TASK DESCRIPTION - Render each line of the records below as one string in a JSON list, omitting any blank lines.

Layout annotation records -

• • • • •

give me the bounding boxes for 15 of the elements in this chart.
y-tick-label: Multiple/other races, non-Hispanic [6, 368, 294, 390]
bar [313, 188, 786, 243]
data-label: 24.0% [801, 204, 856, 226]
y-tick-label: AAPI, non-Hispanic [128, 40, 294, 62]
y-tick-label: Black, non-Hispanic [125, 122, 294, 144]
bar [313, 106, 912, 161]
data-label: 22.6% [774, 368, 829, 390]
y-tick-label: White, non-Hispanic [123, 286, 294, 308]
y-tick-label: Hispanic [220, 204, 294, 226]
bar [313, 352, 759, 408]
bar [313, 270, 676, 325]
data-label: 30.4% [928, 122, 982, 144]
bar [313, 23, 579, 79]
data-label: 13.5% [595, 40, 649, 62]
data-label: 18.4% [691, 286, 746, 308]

• • • • •

CORRECT RESULT -
[
  "give me the bounding boxes for 15 of the elements in this chart.",
  "y-tick-label: Multiple/other races, non-Hispanic [6, 368, 294, 390]",
  "bar [313, 188, 786, 243]",
  "data-label: 24.0% [801, 204, 856, 226]",
  "y-tick-label: AAPI, non-Hispanic [128, 40, 294, 62]",
  "y-tick-label: Black, non-Hispanic [125, 122, 294, 144]",
  "bar [313, 106, 912, 161]",
  "data-label: 22.6% [774, 368, 829, 390]",
  "y-tick-label: White, non-Hispanic [123, 286, 294, 308]",
  "y-tick-label: Hispanic [220, 204, 294, 226]",
  "bar [313, 352, 759, 408]",
  "bar [313, 270, 676, 325]",
  "data-label: 30.4% [928, 122, 982, 144]",
  "bar [313, 23, 579, 79]",
  "data-label: 13.5% [595, 40, 649, 62]",
  "data-label: 18.4% [691, 286, 746, 308]"
]